### Task statement
Print all of the lines exactly. Any picture among them stays out.

:::::

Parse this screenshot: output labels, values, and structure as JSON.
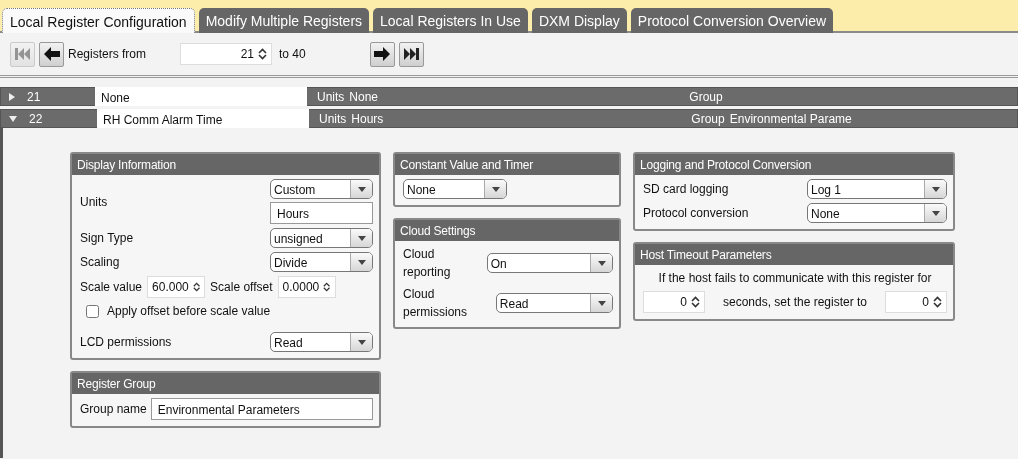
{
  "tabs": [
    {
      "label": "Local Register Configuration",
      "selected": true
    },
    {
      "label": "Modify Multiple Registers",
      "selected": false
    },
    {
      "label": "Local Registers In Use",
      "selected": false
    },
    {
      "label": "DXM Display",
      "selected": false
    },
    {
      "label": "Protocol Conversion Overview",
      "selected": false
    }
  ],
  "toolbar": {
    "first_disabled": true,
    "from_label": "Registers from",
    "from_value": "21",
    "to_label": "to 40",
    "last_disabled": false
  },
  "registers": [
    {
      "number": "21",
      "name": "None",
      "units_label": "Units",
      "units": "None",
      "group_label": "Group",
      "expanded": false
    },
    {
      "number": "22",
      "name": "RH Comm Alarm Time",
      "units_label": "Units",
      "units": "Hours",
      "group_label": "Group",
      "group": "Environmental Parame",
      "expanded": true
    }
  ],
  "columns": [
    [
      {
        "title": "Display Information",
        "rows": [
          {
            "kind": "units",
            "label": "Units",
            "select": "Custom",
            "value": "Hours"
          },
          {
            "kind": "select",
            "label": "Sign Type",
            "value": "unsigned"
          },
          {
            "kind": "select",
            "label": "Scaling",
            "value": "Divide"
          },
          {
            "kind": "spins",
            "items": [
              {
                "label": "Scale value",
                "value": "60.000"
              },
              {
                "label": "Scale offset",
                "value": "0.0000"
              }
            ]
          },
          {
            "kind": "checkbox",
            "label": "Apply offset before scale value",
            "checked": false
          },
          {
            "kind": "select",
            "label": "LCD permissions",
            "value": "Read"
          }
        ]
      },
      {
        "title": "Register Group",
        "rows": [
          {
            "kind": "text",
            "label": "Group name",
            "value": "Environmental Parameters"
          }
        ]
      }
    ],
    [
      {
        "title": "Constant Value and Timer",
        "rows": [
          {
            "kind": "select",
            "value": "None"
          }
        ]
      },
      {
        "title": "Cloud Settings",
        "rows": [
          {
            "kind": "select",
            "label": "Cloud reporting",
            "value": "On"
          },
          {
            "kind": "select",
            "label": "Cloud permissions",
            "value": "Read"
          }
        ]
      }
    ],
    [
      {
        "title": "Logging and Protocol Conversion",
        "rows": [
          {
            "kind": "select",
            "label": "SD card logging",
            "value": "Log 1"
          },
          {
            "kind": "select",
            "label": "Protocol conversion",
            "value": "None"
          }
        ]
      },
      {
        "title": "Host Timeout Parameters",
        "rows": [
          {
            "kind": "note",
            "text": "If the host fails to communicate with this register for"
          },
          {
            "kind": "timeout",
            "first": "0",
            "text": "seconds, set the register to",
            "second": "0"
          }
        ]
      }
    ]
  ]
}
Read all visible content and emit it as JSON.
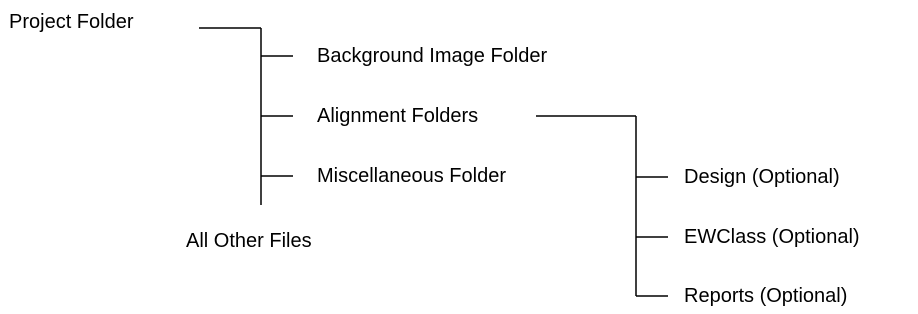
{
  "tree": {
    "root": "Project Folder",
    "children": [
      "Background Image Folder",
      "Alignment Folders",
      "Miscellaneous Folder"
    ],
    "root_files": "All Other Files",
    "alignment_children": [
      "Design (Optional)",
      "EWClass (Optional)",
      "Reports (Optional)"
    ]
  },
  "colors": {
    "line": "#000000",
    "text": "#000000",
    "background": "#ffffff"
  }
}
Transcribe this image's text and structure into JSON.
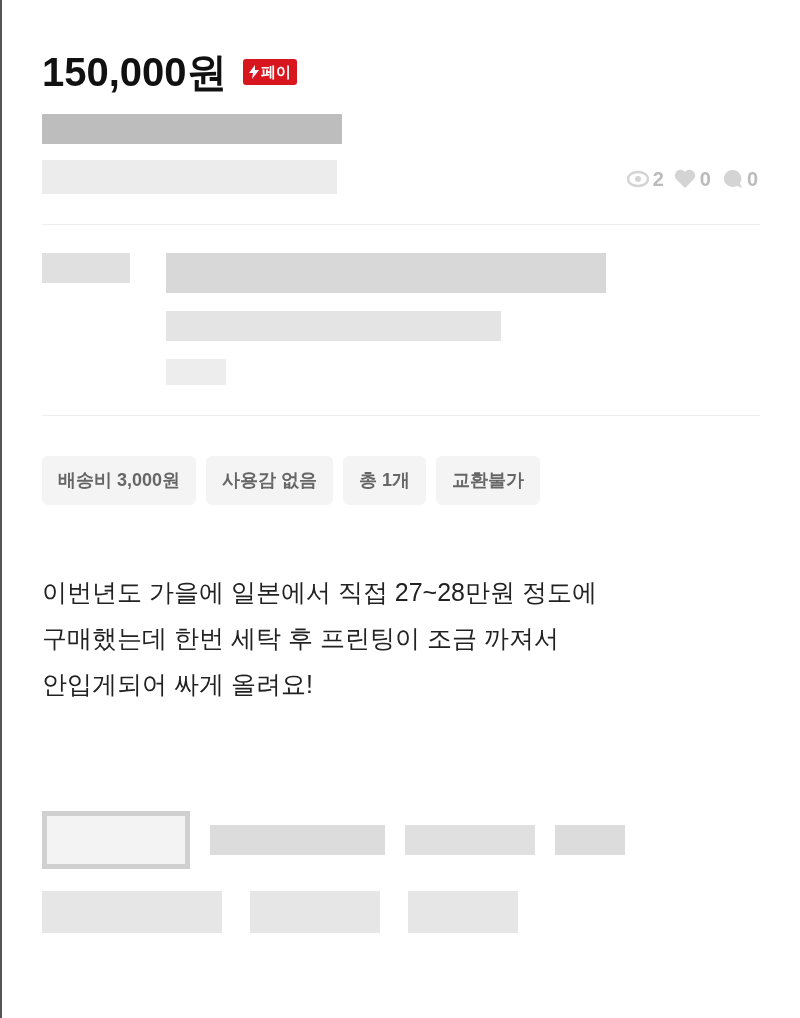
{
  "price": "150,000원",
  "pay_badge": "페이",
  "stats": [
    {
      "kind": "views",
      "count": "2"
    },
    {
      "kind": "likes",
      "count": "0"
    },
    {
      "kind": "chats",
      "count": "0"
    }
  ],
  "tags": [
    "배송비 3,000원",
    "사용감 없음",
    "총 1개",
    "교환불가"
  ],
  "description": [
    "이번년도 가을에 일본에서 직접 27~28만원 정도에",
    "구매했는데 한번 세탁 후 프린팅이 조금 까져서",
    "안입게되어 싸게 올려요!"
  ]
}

:::::

### Answer to this exercise
Parse this screenshot: output labels, values, and structure as JSON.
{
  "tabs": [
    {
      "label": "Local Register Configuration",
      "selected": true
    },
    {
      "label": "Modify Multiple Registers",
      "selected": false
    },
    {
      "label": "Local Registers In Use",
      "selected": false
    },
    {
      "label": "DXM Display",
      "selected": false
    },
    {
      "label": "Protocol Conversion Overview",
      "selected": false
    }
  ],
  "toolbar": {
    "first_disabled": true,
    "from_label": "Registers from",
    "from_value": "21",
    "to_label": "to 40",
    "last_disabled": false
  },
  "registers": [
    {
      "number": "21",
      "name": "None",
      "units_label": "Units",
      "units": "None",
      "group_label": "Group",
      "expanded": false
    },
    {
      "number": "22",
      "name": "RH Comm Alarm Time",
      "units_label": "Units",
      "units": "Hours",
      "group_label": "Group",
      "group": "Environmental Parame",
      "expanded": true
    }
  ],
  "columns": [
    [
      {
        "title": "Display Information",
        "rows": [
          {
            "kind": "units",
            "label": "Units",
            "select": "Custom",
            "value": "Hours"
          },
          {
            "kind": "select",
            "label": "Sign Type",
            "value": "unsigned"
          },
          {
            "kind": "select",
            "label": "Scaling",
            "value": "Divide"
          },
          {
            "kind": "spins",
            "items": [
              {
                "label": "Scale value",
                "value": "60.000"
              },
              {
                "label": "Scale offset",
                "value": "0.0000"
              }
            ]
          },
          {
            "kind": "checkbox",
            "label": "Apply offset before scale value",
            "checked": false
          },
          {
            "kind": "select",
            "label": "LCD permissions",
            "value": "Read"
          }
        ]
      },
      {
        "title": "Register Group",
        "rows": [
          {
            "kind": "text",
            "label": "Group name",
            "value": "Environmental Parameters"
          }
        ]
      }
    ],
    [
      {
        "title": "Constant Value and Timer",
        "rows": [
          {
            "kind": "select",
            "value": "None"
          }
        ]
      },
      {
        "title": "Cloud Settings",
        "rows": [
          {
            "kind": "select",
            "label": "Cloud reporting",
            "value": "On"
          },
          {
            "kind": "select",
            "label": "Cloud permissions",
            "value": "Read"
          }
        ]
      }
    ],
    [
      {
        "title": "Logging and Protocol Conversion",
        "rows": [
          {
            "kind": "select",
            "label": "SD card logging",
            "value": "Log 1"
          },
          {
            "kind": "select",
            "label": "Protocol conversion",
            "value": "None"
          }
        ]
      },
      {
        "title": "Host Timeout Parameters",
        "rows": [
          {
            "kind": "note",
            "text": "If the host fails to communicate with this register for"
          },
          {
            "kind": "timeout",
            "first": "0",
            "text": "seconds, set the register to",
            "second": "0"
          }
        ]
      }
    ]
  ]
}
Read all visible content and emit it as JSON.
{
  "tree": {
    "root": "Project Folder",
    "children": [
      "Background Image Folder",
      "Alignment Folders",
      "Miscellaneous Folder"
    ],
    "root_files": "All Other Files",
    "alignment_children": [
      "Design (Optional)",
      "EWClass (Optional)",
      "Reports (Optional)"
    ]
  },
  "colors": {
    "line": "#000000",
    "text": "#000000",
    "background": "#ffffff"
  }
}
Transcribe this image's text and structure into JSON.
{
  "price": "150,000원",
  "pay_badge": "페이",
  "stats": [
    {
      "kind": "views",
      "count": "2"
    },
    {
      "kind": "likes",
      "count": "0"
    },
    {
      "kind": "chats",
      "count": "0"
    }
  ],
  "tags": [
    "배송비 3,000원",
    "사용감 없음",
    "총 1개",
    "교환불가"
  ],
  "description": [
    "이번년도 가을에 일본에서 직접 27~28만원 정도에",
    "구매했는데 한번 세탁 후 프린팅이 조금 까져서",
    "안입게되어 싸게 올려요!"
  ]
}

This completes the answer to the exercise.